| Aim |
Without including any pictures, write out the listing below exactly.

| Provided entries |
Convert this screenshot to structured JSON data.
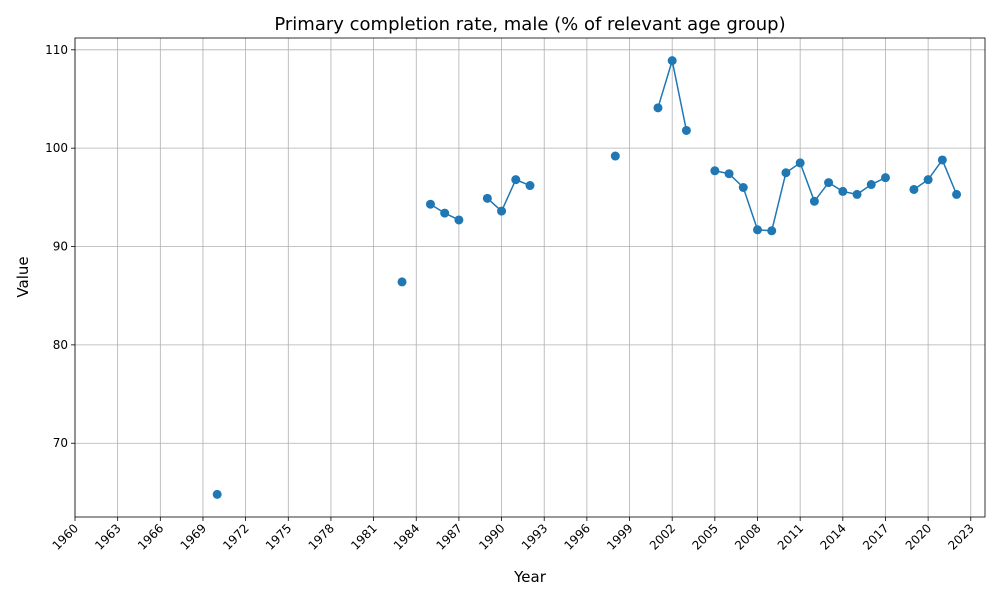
{
  "chart_data": {
    "type": "line",
    "title": "Primary completion rate, male (% of relevant age group)",
    "xlabel": "Year",
    "ylabel": "Value",
    "xlim": [
      1960,
      2024
    ],
    "ylim": [
      62.5,
      111.2
    ],
    "xticks": [
      1960,
      1963,
      1966,
      1969,
      1972,
      1975,
      1978,
      1981,
      1984,
      1987,
      1990,
      1993,
      1996,
      1999,
      2002,
      2005,
      2008,
      2011,
      2014,
      2017,
      2020,
      2023
    ],
    "yticks": [
      70,
      80,
      90,
      100,
      110
    ],
    "grid": true,
    "series": [
      {
        "color": "#1f77b4",
        "points": [
          {
            "x": 1970,
            "y": 64.8
          },
          {
            "x": 1983,
            "y": 86.4
          },
          {
            "x": 1985,
            "y": 94.3
          },
          {
            "x": 1986,
            "y": 93.4
          },
          {
            "x": 1987,
            "y": 92.7
          },
          {
            "x": 1989,
            "y": 94.9
          },
          {
            "x": 1990,
            "y": 93.6
          },
          {
            "x": 1991,
            "y": 96.8
          },
          {
            "x": 1992,
            "y": 96.2
          },
          {
            "x": 1998,
            "y": 99.2
          },
          {
            "x": 2001,
            "y": 104.1
          },
          {
            "x": 2002,
            "y": 108.9
          },
          {
            "x": 2003,
            "y": 101.8
          },
          {
            "x": 2005,
            "y": 97.7
          },
          {
            "x": 2006,
            "y": 97.4
          },
          {
            "x": 2007,
            "y": 96.0
          },
          {
            "x": 2008,
            "y": 91.7
          },
          {
            "x": 2009,
            "y": 91.6
          },
          {
            "x": 2010,
            "y": 97.5
          },
          {
            "x": 2011,
            "y": 98.5
          },
          {
            "x": 2012,
            "y": 94.6
          },
          {
            "x": 2013,
            "y": 96.5
          },
          {
            "x": 2014,
            "y": 95.6
          },
          {
            "x": 2015,
            "y": 95.3
          },
          {
            "x": 2016,
            "y": 96.3
          },
          {
            "x": 2017,
            "y": 97.0
          },
          {
            "x": 2019,
            "y": 95.8
          },
          {
            "x": 2020,
            "y": 96.8
          },
          {
            "x": 2021,
            "y": 98.8
          },
          {
            "x": 2022,
            "y": 95.3
          }
        ]
      }
    ]
  }
}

| Solution to this exercise |
Convert this screenshot to structured JSON data.
{
  "chart_data": {
    "type": "line",
    "title": "Primary completion rate, male (% of relevant age group)",
    "xlabel": "Year",
    "ylabel": "Value",
    "xlim": [
      1960,
      2024
    ],
    "ylim": [
      62.5,
      111.2
    ],
    "xticks": [
      1960,
      1963,
      1966,
      1969,
      1972,
      1975,
      1978,
      1981,
      1984,
      1987,
      1990,
      1993,
      1996,
      1999,
      2002,
      2005,
      2008,
      2011,
      2014,
      2017,
      2020,
      2023
    ],
    "yticks": [
      70,
      80,
      90,
      100,
      110
    ],
    "grid": true,
    "series": [
      {
        "color": "#1f77b4",
        "points": [
          {
            "x": 1970,
            "y": 64.8
          },
          {
            "x": 1983,
            "y": 86.4
          },
          {
            "x": 1985,
            "y": 94.3
          },
          {
            "x": 1986,
            "y": 93.4
          },
          {
            "x": 1987,
            "y": 92.7
          },
          {
            "x": 1989,
            "y": 94.9
          },
          {
            "x": 1990,
            "y": 93.6
          },
          {
            "x": 1991,
            "y": 96.8
          },
          {
            "x": 1992,
            "y": 96.2
          },
          {
            "x": 1998,
            "y": 99.2
          },
          {
            "x": 2001,
            "y": 104.1
          },
          {
            "x": 2002,
            "y": 108.9
          },
          {
            "x": 2003,
            "y": 101.8
          },
          {
            "x": 2005,
            "y": 97.7
          },
          {
            "x": 2006,
            "y": 97.4
          },
          {
            "x": 2007,
            "y": 96.0
          },
          {
            "x": 2008,
            "y": 91.7
          },
          {
            "x": 2009,
            "y": 91.6
          },
          {
            "x": 2010,
            "y": 97.5
          },
          {
            "x": 2011,
            "y": 98.5
          },
          {
            "x": 2012,
            "y": 94.6
          },
          {
            "x": 2013,
            "y": 96.5
          },
          {
            "x": 2014,
            "y": 95.6
          },
          {
            "x": 2015,
            "y": 95.3
          },
          {
            "x": 2016,
            "y": 96.3
          },
          {
            "x": 2017,
            "y": 97.0
          },
          {
            "x": 2019,
            "y": 95.8
          },
          {
            "x": 2020,
            "y": 96.8
          },
          {
            "x": 2021,
            "y": 98.8
          },
          {
            "x": 2022,
            "y": 95.3
          }
        ]
      }
    ]
  }
}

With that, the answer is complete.